(Data records)

******************************

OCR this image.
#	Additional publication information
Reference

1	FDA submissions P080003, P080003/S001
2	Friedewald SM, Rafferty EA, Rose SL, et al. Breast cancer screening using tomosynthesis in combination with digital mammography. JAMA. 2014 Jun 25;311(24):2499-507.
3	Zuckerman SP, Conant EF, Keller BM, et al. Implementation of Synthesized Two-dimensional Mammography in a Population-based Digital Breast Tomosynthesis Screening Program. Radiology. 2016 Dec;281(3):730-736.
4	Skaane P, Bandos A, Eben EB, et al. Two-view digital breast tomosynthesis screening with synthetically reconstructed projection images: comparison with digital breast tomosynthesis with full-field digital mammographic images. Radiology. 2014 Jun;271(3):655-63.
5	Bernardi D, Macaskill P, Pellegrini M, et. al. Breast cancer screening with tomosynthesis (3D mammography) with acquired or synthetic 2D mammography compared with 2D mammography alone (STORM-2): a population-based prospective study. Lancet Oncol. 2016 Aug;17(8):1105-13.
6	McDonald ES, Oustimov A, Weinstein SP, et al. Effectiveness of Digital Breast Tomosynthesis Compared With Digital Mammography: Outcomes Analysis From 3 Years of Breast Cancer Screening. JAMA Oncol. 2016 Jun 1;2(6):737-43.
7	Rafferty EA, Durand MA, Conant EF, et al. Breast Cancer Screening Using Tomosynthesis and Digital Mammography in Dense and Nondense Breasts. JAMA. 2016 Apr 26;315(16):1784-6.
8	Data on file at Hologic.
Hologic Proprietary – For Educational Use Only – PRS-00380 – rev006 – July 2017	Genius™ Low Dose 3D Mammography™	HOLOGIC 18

******************************

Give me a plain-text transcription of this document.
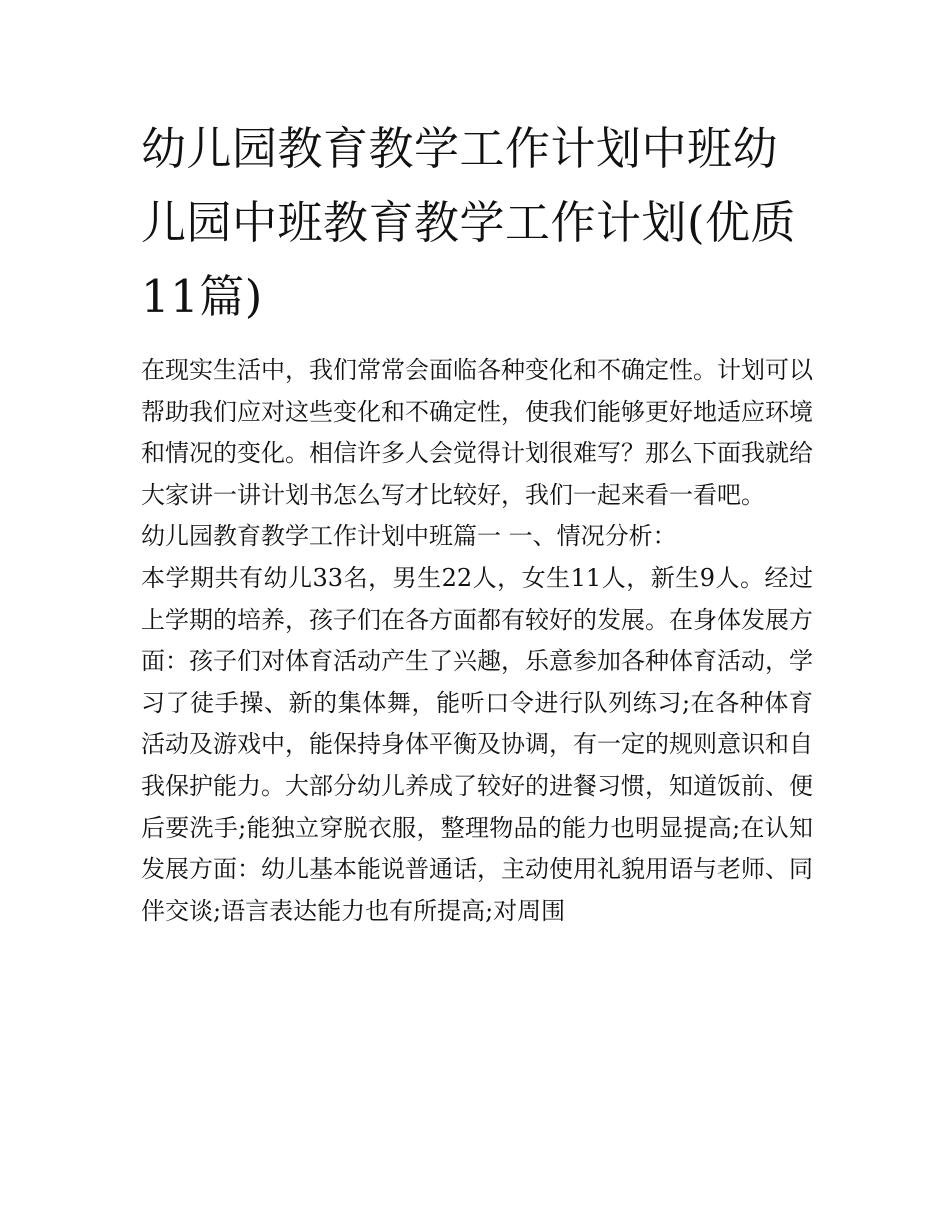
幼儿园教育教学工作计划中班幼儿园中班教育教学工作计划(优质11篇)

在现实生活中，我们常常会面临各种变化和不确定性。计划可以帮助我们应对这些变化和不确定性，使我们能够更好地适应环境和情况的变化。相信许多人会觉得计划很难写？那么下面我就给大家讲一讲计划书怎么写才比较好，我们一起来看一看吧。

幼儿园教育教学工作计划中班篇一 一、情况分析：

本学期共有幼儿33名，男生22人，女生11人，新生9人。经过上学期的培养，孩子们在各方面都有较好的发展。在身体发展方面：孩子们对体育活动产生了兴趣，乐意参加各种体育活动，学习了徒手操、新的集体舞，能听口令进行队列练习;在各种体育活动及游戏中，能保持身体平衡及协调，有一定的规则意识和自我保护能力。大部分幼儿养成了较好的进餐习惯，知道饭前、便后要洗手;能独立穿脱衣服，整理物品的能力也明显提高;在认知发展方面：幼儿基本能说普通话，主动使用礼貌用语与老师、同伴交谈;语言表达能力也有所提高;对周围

******************************

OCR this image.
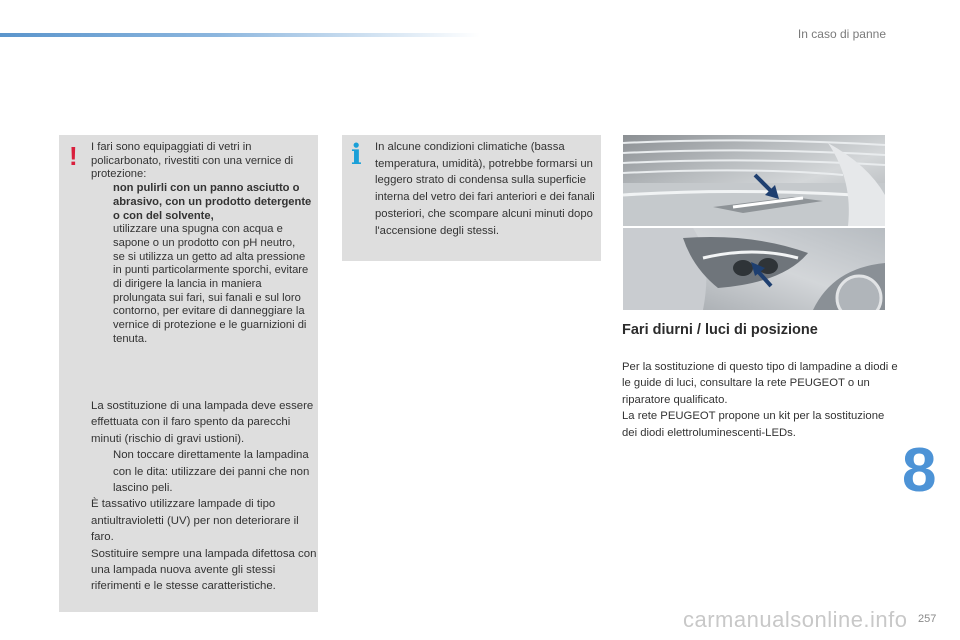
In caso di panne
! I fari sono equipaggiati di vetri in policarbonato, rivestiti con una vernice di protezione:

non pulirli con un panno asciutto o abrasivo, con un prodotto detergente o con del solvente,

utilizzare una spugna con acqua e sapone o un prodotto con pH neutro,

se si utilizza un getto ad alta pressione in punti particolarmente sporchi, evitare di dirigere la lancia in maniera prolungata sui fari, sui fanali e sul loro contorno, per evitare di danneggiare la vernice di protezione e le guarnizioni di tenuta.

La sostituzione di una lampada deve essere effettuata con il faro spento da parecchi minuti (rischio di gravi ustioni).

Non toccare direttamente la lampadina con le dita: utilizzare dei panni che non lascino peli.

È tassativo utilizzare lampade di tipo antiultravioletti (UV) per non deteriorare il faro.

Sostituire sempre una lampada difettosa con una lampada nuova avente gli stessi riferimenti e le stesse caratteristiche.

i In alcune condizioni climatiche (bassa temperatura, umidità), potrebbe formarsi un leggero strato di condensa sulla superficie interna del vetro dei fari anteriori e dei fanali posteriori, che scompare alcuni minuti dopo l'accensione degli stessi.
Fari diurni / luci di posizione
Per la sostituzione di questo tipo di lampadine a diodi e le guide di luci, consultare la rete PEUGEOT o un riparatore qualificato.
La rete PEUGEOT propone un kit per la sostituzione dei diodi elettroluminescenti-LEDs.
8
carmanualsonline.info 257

******************************

■ **What is expected**: Gather up every line in the data above that contains the word "minuti", copying each one.

■ **Solution to the exercise**:
La sostituzione di una lampada deve essere effettuata con il faro spento da parecchi minuti (rischio di gravi ustioni).
i In alcune condizioni climatiche (bassa temperatura, umidità), potrebbe formarsi un leggero strato di condensa sulla superficie interna del vetro dei fari anteriori e dei fanali posteriori, che scompare alcuni minuti dopo l'accensione degli stessi.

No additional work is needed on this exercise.